[START OF Data for this task]

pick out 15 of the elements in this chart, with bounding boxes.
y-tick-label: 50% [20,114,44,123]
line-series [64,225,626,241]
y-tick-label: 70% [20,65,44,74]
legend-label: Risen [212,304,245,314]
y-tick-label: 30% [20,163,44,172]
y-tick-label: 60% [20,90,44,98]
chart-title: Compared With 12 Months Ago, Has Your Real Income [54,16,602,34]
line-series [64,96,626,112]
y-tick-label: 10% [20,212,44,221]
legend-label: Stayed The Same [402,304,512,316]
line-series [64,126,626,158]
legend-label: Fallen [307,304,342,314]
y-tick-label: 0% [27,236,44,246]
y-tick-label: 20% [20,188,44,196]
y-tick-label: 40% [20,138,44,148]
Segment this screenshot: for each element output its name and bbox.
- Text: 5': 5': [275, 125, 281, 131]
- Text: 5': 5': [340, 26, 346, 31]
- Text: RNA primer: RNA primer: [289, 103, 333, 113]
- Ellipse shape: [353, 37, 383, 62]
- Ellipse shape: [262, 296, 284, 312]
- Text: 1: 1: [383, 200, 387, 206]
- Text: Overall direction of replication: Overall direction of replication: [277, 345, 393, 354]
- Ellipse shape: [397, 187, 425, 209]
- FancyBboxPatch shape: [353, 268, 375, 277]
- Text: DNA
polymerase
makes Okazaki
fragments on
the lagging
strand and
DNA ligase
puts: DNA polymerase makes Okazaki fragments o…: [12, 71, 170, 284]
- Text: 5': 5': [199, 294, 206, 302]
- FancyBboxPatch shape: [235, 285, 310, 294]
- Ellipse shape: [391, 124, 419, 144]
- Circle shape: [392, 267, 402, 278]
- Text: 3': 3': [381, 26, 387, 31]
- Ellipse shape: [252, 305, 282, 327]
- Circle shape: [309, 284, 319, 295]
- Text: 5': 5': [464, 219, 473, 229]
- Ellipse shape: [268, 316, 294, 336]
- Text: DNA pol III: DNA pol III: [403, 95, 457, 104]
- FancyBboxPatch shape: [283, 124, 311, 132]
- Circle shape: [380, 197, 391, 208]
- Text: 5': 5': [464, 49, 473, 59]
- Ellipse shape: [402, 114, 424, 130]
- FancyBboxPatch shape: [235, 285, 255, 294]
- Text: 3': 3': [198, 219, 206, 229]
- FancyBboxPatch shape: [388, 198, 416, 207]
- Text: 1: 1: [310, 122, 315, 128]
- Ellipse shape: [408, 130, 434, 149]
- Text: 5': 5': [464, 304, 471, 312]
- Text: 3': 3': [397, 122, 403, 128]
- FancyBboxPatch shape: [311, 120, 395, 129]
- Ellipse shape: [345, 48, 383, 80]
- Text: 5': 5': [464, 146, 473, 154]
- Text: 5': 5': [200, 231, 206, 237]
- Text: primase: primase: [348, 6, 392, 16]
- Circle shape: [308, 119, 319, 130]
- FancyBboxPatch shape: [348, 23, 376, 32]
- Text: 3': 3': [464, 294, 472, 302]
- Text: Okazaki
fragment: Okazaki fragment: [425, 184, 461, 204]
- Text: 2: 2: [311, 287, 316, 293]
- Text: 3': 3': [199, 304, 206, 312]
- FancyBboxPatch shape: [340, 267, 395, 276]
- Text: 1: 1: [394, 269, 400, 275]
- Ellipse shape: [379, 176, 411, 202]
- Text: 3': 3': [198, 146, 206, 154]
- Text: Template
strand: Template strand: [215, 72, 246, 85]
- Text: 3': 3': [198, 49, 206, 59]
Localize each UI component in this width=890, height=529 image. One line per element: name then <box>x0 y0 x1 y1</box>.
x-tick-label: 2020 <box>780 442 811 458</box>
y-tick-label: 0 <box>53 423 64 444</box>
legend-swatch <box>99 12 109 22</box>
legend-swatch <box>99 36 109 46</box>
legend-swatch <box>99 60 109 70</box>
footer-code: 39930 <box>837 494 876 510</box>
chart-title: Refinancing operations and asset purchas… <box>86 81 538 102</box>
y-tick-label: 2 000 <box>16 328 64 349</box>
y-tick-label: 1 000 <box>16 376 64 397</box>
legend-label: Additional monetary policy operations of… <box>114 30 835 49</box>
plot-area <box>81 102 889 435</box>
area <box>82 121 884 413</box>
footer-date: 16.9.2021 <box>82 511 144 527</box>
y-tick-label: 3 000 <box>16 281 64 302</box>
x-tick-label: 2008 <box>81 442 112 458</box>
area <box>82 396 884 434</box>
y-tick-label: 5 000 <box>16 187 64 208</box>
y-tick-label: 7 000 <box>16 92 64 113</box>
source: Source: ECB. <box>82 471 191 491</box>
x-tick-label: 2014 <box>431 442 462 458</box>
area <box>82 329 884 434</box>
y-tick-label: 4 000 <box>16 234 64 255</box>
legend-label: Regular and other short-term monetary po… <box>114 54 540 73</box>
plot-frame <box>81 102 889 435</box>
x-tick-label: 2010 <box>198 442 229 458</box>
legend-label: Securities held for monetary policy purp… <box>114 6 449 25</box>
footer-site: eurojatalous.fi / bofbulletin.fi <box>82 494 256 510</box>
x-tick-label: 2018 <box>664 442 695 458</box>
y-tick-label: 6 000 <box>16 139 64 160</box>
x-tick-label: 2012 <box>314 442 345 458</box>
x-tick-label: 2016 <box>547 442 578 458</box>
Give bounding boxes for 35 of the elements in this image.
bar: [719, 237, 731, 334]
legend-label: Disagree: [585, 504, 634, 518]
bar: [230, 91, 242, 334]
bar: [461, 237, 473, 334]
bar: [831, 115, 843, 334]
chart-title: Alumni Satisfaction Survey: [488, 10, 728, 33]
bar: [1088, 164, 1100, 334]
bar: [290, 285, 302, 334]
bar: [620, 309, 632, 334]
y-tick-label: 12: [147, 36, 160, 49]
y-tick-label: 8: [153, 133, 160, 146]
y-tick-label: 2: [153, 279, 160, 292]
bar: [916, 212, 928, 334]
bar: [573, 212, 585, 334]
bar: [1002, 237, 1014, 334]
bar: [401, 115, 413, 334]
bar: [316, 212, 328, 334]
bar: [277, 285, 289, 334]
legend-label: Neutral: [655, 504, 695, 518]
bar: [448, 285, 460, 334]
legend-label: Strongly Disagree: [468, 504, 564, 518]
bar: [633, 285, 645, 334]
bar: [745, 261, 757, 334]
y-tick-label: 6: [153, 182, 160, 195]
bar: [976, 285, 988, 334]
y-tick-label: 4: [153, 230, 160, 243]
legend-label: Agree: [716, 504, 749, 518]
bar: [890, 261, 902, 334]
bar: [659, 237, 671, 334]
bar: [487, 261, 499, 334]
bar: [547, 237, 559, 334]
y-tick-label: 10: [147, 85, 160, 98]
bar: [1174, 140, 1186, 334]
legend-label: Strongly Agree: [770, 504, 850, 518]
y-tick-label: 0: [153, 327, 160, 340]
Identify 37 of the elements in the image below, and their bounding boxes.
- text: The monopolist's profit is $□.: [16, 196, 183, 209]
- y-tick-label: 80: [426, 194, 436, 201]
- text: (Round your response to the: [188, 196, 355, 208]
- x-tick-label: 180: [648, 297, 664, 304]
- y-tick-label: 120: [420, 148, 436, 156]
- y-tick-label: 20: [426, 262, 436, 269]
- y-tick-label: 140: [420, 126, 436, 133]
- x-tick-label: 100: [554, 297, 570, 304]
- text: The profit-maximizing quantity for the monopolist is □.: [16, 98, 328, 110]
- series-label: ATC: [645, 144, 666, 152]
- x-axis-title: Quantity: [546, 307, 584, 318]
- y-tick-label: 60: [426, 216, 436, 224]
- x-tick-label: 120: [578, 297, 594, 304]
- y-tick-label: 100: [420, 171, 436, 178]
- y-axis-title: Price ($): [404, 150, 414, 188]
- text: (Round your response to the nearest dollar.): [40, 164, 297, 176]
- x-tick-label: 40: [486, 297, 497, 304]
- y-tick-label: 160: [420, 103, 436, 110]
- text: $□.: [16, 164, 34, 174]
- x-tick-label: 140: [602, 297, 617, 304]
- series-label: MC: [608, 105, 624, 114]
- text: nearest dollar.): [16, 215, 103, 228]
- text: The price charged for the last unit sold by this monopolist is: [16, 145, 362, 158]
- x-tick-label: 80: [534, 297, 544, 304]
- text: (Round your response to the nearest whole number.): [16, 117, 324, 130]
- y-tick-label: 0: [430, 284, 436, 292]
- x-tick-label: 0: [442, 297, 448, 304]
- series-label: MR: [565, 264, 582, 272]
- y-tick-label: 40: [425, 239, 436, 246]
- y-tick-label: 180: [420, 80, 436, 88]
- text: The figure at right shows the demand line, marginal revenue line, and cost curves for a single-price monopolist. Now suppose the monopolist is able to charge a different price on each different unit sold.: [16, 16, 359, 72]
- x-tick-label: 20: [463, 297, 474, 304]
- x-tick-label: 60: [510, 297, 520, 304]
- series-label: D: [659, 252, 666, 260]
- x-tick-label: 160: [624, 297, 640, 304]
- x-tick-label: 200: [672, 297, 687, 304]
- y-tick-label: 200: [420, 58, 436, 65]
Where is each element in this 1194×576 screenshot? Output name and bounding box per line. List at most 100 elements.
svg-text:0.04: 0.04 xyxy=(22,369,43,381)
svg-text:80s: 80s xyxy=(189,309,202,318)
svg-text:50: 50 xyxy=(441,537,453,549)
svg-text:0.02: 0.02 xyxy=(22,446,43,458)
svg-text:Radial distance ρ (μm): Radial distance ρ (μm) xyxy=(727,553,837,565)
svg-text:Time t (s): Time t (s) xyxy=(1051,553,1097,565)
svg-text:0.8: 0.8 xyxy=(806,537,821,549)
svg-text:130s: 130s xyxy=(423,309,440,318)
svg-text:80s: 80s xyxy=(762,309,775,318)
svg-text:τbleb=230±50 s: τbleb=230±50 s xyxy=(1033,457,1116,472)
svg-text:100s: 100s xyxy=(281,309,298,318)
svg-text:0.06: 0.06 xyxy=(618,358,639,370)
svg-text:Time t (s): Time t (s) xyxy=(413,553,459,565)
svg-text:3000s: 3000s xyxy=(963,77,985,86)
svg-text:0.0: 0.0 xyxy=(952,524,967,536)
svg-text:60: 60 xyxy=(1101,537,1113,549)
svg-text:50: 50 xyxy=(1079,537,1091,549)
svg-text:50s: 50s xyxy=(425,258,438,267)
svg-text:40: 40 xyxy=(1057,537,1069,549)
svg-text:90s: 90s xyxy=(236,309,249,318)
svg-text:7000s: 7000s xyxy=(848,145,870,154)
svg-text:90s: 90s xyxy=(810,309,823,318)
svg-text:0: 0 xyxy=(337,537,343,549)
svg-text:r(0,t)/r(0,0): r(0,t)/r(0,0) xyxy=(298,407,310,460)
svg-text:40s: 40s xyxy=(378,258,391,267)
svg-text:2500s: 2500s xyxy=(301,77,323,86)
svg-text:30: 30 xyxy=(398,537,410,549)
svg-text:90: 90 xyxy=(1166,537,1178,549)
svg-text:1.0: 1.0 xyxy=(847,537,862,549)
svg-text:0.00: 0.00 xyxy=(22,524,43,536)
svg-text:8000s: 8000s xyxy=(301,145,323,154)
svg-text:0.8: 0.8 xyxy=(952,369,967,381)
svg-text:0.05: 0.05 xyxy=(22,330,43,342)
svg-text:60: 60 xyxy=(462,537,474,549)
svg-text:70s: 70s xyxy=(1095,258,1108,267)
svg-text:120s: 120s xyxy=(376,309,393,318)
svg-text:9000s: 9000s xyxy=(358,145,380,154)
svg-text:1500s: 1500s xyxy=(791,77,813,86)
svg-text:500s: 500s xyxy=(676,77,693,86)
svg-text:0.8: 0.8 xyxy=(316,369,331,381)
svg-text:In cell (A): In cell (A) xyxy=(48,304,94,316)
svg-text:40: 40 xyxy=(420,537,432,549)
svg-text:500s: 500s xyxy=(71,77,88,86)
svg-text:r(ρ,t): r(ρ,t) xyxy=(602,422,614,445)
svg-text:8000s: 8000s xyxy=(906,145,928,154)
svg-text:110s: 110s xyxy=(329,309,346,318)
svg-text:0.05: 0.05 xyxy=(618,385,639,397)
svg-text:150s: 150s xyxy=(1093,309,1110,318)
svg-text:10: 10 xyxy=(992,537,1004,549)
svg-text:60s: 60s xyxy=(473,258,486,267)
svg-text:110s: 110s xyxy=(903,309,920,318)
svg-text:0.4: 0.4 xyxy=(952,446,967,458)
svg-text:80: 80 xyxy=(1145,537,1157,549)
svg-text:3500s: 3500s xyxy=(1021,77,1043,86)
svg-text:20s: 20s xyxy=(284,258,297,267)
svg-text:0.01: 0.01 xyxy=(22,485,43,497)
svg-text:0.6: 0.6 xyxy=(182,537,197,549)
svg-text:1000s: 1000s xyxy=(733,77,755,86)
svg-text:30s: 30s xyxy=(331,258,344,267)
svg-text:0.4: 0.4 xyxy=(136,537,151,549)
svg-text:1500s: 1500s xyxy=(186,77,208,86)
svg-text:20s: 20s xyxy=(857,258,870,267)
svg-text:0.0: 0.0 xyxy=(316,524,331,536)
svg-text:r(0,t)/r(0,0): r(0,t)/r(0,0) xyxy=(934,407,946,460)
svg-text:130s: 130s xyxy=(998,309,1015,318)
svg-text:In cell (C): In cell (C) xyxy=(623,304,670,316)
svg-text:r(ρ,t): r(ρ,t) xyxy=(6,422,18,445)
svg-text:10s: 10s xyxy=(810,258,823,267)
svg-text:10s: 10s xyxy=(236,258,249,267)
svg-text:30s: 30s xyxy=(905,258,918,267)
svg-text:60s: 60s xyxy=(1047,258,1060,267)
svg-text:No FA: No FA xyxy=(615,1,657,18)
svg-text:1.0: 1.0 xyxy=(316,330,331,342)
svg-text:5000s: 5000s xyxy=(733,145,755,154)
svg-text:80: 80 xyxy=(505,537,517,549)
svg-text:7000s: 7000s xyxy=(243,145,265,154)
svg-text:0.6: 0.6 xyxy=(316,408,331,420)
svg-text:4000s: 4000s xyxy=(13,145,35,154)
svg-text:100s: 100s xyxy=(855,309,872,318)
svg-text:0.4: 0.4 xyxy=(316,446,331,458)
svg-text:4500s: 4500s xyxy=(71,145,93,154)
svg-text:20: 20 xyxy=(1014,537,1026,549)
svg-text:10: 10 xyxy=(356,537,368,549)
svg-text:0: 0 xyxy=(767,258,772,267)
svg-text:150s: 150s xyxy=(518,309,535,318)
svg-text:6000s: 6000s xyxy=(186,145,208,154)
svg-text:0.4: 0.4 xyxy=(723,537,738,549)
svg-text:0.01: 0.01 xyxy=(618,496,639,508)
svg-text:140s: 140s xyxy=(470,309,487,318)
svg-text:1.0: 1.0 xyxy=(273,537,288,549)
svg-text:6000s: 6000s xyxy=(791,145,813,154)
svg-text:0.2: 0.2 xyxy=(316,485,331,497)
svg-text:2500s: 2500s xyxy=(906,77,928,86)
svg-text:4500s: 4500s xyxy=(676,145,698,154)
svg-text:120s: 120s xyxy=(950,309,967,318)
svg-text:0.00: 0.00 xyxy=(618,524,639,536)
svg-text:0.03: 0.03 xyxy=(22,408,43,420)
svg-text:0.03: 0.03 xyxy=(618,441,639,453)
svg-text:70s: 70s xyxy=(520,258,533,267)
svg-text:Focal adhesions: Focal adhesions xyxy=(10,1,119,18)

[END OF Data for this task]

### [Job]
Print the records from their first line through the line that contains "y-tick-label: 10% [20,212,44,221]", both ends included.

### [Exercise result]
pick out 15 of the elements in this chart, with bounding boxes.
y-tick-label: 50% [20,114,44,123]
line-series [64,225,626,241]
y-tick-label: 70% [20,65,44,74]
legend-label: Risen [212,304,245,314]
y-tick-label: 30% [20,163,44,172]
y-tick-label: 60% [20,90,44,98]
chart-title: Compared With 12 Months Ago, Has Your Real Income [54,16,602,34]
line-series [64,96,626,112]
y-tick-label: 10% [20,212,44,221]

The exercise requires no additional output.